[DIRECTIONS] Repeat the listing that follows, character for character, minus the pictures.
** Start of SOURCE RECORDS **
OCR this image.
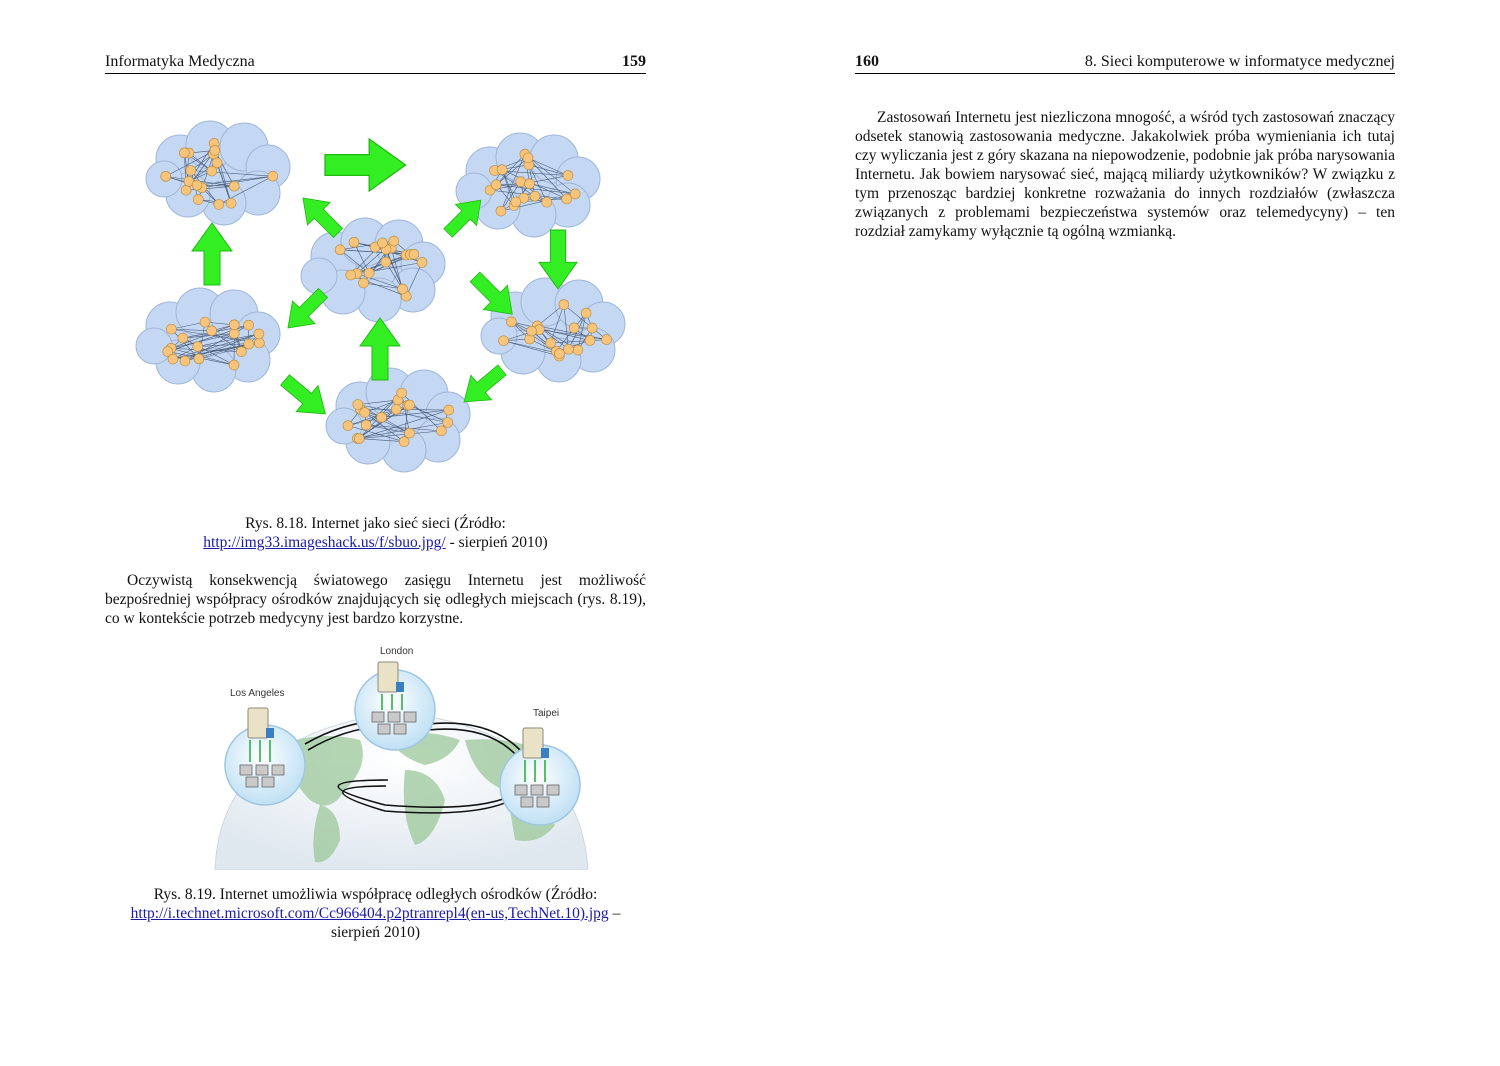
Informatyka Medyczna	159

Rys. 8.18. Internet jako sieć sieci (Źródło:
http://img33.imageshack.us/f/sbuo.jpg/ - sierpień 2010)

Oczywistą konsekwencją światowego zasięgu Internetu jest możliwość bezpośredniej współpracy ośrodków znajdujących się odległych miejscach (rys. 8.19), co w kontekście potrzeb medycyny jest bardzo korzystne.

London
Los Angeles
Taipei

Rys. 8.19. Internet umożliwia współpracę odległych ośrodków (Źródło:
http://i.technet.microsoft.com/Cc966404.p2ptranrepl4(en-us,TechNet.10).jpg –
sierpień 2010)

160	8. Sieci komputerowe w informatyce medycznej

Zastosowań Internetu jest niezliczona mnogość, a wśród tych zastosowań znaczący odsetek stanowią zastosowania medyczne. Jakakolwiek próba wymieniania ich tutaj czy wyliczania jest z góry skazana na niepowodzenie, podobnie jak próba narysowania Internetu. Jak bowiem narysować sieć, mającą miliardy użytkowników? W związku z tym przenosząc bardziej konkretne rozważania do innych rozdziałów (zwłaszcza związanych z problemami bezpieczeństwa systemów oraz telemedycyny) – ten rozdział zamykamy wyłącznie tą ogólną wzmianką.
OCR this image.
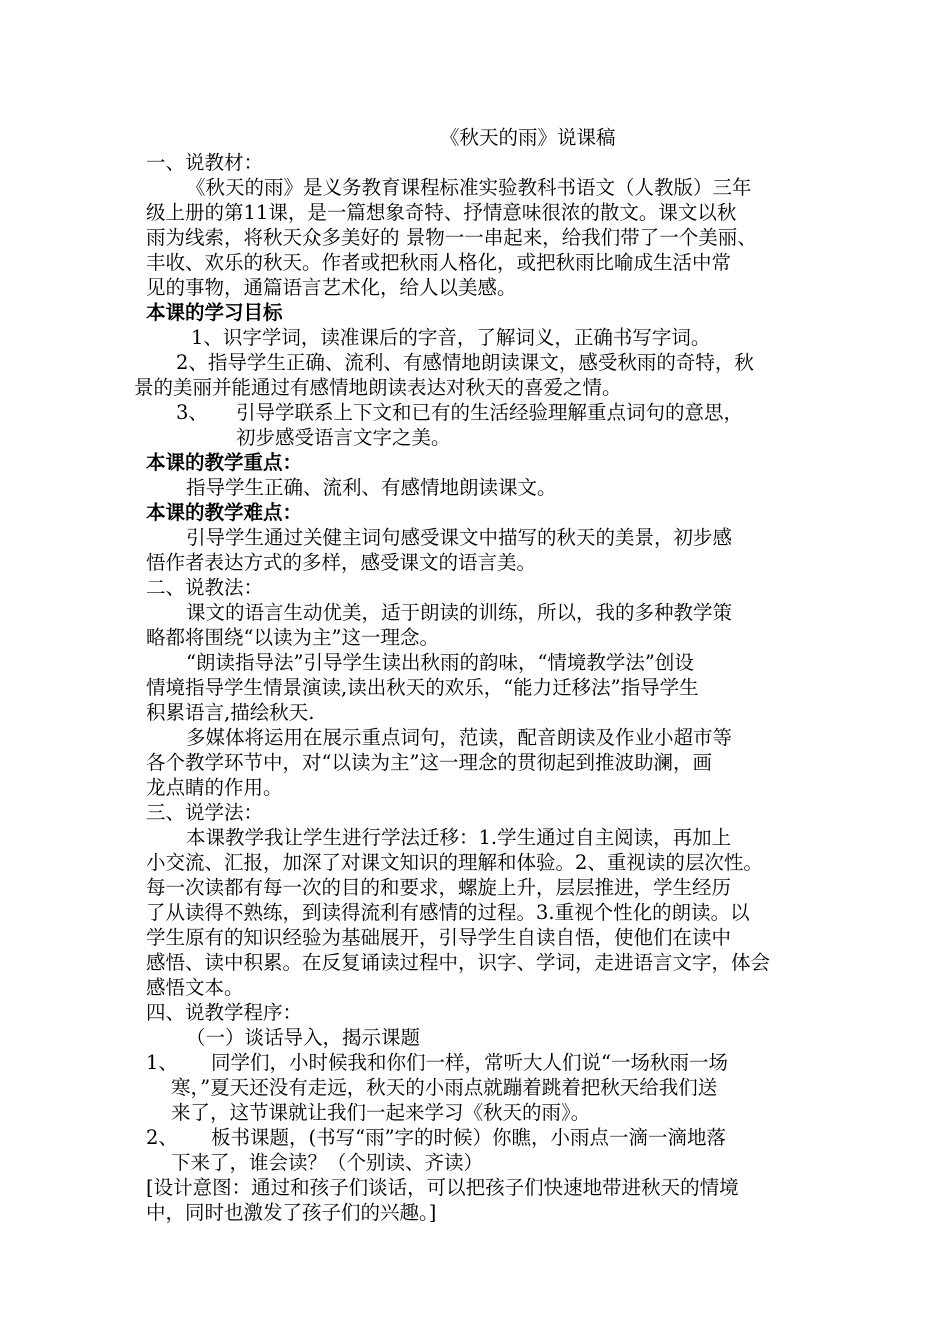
《秋天的雨》说课稿

一、说教材：

《秋天的雨》是义务教育课程标准实验教科书语文（人教版）三年

级上册的第11课，是一篇想象奇特、抒情意味很浓的散文。课文以秋

雨为线索，将秋天众多美好的 景物一一串起来，给我们带了一个美丽、

丰收、欢乐的秋天。作者或把秋雨人格化，或把秋雨比喻成生活中常

见的事物，通篇语言艺术化，给人以美感。

本课的学习目标

1、识字学词，读准课后的字音，了解词义，正确书写字词。

2、指导学生正确、流利、有感情地朗读课文，感受秋雨的奇特，秋

景的美丽并能通过有感情地朗读表达对秋天的喜爱之情。

3、 引导学联系上下文和已有的生活经验理解重点词句的意思，

初步感受语言文字之美。

本课的教学重点：

指导学生正确、流利、有感情地朗读课文。

本课的教学难点：

引导学生通过关健主词句感受课文中描写的秋天的美景，初步感

悟作者表达方式的多样，感受课文的语言美。

二、说教法：

课文的语言生动优美，适于朗读的训练，所以，我的多种教学策

略都将围绕“以读为主”这一理念。

“朗读指导法”引导学生读出秋雨的韵味，“情境教学法”创设

情境指导学生情景演读,读出秋天的欢乐，“能力迁移法”指导学生

积累语言,描绘秋天.

多媒体将运用在展示重点词句，范读，配音朗读及作业小超市等

各个教学环节中，对“以读为主”这一理念的贯彻起到推波助澜，画

龙点睛的作用。

三、说学法：

本课教学我让学生进行学法迁移：1.学生通过自主阅读，再加上

小交流、汇报，加深了对课文知识的理解和体验。2、重视读的层次性。

每一次读都有每一次的目的和要求，螺旋上升，层层推进，学生经历

了从读得不熟练，到读得流利有感情的过程。3.重视个性化的朗读。以

学生原有的知识经验为基础展开，引导学生自读自悟，使他们在读中

感悟、读中积累。在反复诵读过程中，识字、学词，走进语言文字，体会

感悟文本。

四、说教学程序：

（一）谈话导入，揭示课题

1、 同学们，小时候我和你们一样，常听大人们说“一场秋雨一场

寒，”夏天还没有走远，秋天的小雨点就蹦着跳着把秋天给我们送

来了，这节课就让我们一起来学习《秋天的雨》。

2、 板书课题，(书写“雨”字的时候）你瞧，小雨点一滴一滴地落

下来了，谁会读？（个别读、齐读）

[设计意图：通过和孩子们谈话，可以把孩子们快速地带进秋天的情境

中，同时也激发了孩子们的兴趣。]
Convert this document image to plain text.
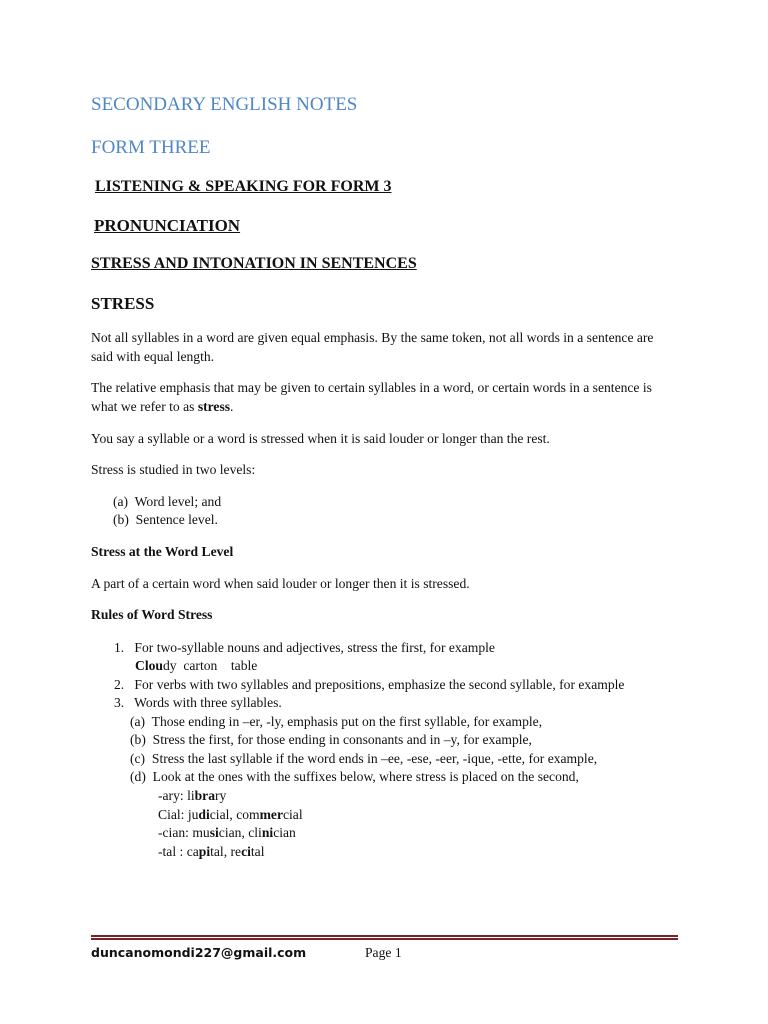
SECONDARY ENGLISH NOTES
FORM THREE
LISTENING & SPEAKING FOR FORM 3
PRONUNCIATION
STRESS AND INTONATION IN SENTENCES
STRESS
Not all syllables in a word are given equal emphasis. By the same token, not all words in a sentence are said with equal length.
The relative emphasis that may be given to certain syllables in a word, or certain words in a sentence is what we refer to as stress.
You say a syllable or a word is stressed when it is said louder or longer than the rest.
Stress is studied in two levels:
(a) Word level; and
(b) Sentence level.
Stress at the Word Level
A part of a certain word when said louder or longer then it is stressed.
Rules of Word Stress
1. For two-syllable nouns and adjectives, stress the first, for example
Cloudy carton table
2. For verbs with two syllables and prepositions, emphasize the second syllable, for example
3. Words with three syllables.
(a) Those ending in –er, -ly, emphasis put on the first syllable, for example,
(b) Stress the first, for those ending in consonants and in –y, for example,
(c) Stress the last syllable if the word ends in –ee, -ese, -eer, -ique, -ette, for example,
(d) Look at the ones with the suffixes below, where stress is placed on the second,
-ary: library
Cial: judicial, commercial
-cian: musician, clinician
-tal : capital, recital
duncanomondi227@gmail.com	Page 1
** End of SOURCE RECORDS **
[WRITTEN RESPONSE]
OCR this image.
Informatyka Medyczna	159

Rys. 8.18. Internet jako sieć sieci (Źródło:
http://img33.imageshack.us/f/sbuo.jpg/ - sierpień 2010)

Oczywistą konsekwencją światowego zasięgu Internetu jest możliwość bezpośredniej współpracy ośrodków znajdujących się odległych miejscach (rys. 8.19), co w kontekście potrzeb medycyny jest bardzo korzystne.

London
Los Angeles
Taipei

Rys. 8.19. Internet umożliwia współpracę odległych ośrodków (Źródło:
http://i.technet.microsoft.com/Cc966404.p2ptranrepl4(en-us,TechNet.10).jpg –
sierpień 2010)

160	8. Sieci komputerowe w informatyce medycznej

Zastosowań Internetu jest niezliczona mnogość, a wśród tych zastosowań znaczący odsetek stanowią zastosowania medyczne. Jakakolwiek próba wymieniania ich tutaj czy wyliczania jest z góry skazana na niepowodzenie, podobnie jak próba narysowania Internetu. Jak bowiem narysować sieć, mającą miliardy użytkowników? W związku z tym przenosząc bardziej konkretne rozważania do innych rozdziałów (zwłaszcza związanych z problemami bezpieczeństwa systemów oraz telemedycyny) – ten rozdział zamykamy wyłącznie tą ogólną wzmianką.
OCR this image.
《秋天的雨》说课稿

一、说教材：

《秋天的雨》是义务教育课程标准实验教科书语文（人教版）三年

级上册的第11课，是一篇想象奇特、抒情意味很浓的散文。课文以秋

雨为线索，将秋天众多美好的 景物一一串起来，给我们带了一个美丽、

丰收、欢乐的秋天。作者或把秋雨人格化，或把秋雨比喻成生活中常

见的事物，通篇语言艺术化，给人以美感。

本课的学习目标

1、识字学词，读准课后的字音，了解词义，正确书写字词。

2、指导学生正确、流利、有感情地朗读课文，感受秋雨的奇特，秋

景的美丽并能通过有感情地朗读表达对秋天的喜爱之情。

3、 引导学联系上下文和已有的生活经验理解重点词句的意思，

初步感受语言文字之美。

本课的教学重点：

指导学生正确、流利、有感情地朗读课文。

本课的教学难点：

引导学生通过关健主词句感受课文中描写的秋天的美景，初步感

悟作者表达方式的多样，感受课文的语言美。

二、说教法：

课文的语言生动优美，适于朗读的训练，所以，我的多种教学策

略都将围绕“以读为主”这一理念。

“朗读指导法”引导学生读出秋雨的韵味，“情境教学法”创设

情境指导学生情景演读,读出秋天的欢乐，“能力迁移法”指导学生

积累语言,描绘秋天.

多媒体将运用在展示重点词句，范读，配音朗读及作业小超市等

各个教学环节中，对“以读为主”这一理念的贯彻起到推波助澜，画

龙点睛的作用。

三、说学法：

本课教学我让学生进行学法迁移：1.学生通过自主阅读，再加上

小交流、汇报，加深了对课文知识的理解和体验。2、重视读的层次性。

每一次读都有每一次的目的和要求，螺旋上升，层层推进，学生经历

了从读得不熟练，到读得流利有感情的过程。3.重视个性化的朗读。以

学生原有的知识经验为基础展开，引导学生自读自悟，使他们在读中

感悟、读中积累。在反复诵读过程中，识字、学词，走进语言文字，体会

感悟文本。

四、说教学程序：

（一）谈话导入，揭示课题

1、 同学们，小时候我和你们一样，常听大人们说“一场秋雨一场

寒，”夏天还没有走远，秋天的小雨点就蹦着跳着把秋天给我们送

来了，这节课就让我们一起来学习《秋天的雨》。

2、 板书课题，(书写“雨”字的时候）你瞧，小雨点一滴一滴地落

下来了，谁会读？（个别读、齐读）

[设计意图：通过和孩子们谈话，可以把孩子们快速地带进秋天的情境

中，同时也激发了孩子们的兴趣。]
Convert this document image to plain text.
SECONDARY ENGLISH NOTES
FORM THREE
LISTENING & SPEAKING FOR FORM 3
PRONUNCIATION
STRESS AND INTONATION IN SENTENCES
STRESS
Not all syllables in a word are given equal emphasis. By the same token, not all words in a sentence are said with equal length.
The relative emphasis that may be given to certain syllables in a word, or certain words in a sentence is what we refer to as stress.
You say a syllable or a word is stressed when it is said louder or longer than the rest.
Stress is studied in two levels:
(a) Word level; and
(b) Sentence level.
Stress at the Word Level
A part of a certain word when said louder or longer then it is stressed.
Rules of Word Stress
1. For two-syllable nouns and adjectives, stress the first, for example
Cloudy carton table
2. For verbs with two syllables and prepositions, emphasize the second syllable, for example
3. Words with three syllables.
(a) Those ending in –er, -ly, emphasis put on the first syllable, for example,
(b) Stress the first, for those ending in consonants and in –y, for example,
(c) Stress the last syllable if the word ends in –ee, -ese, -eer, -ique, -ette, for example,
(d) Look at the ones with the suffixes below, where stress is placed on the second,
-ary: library
Cial: judicial, commercial
-cian: musician, clinician
-tal : capital, recital
duncanomondi227@gmail.com	Page 1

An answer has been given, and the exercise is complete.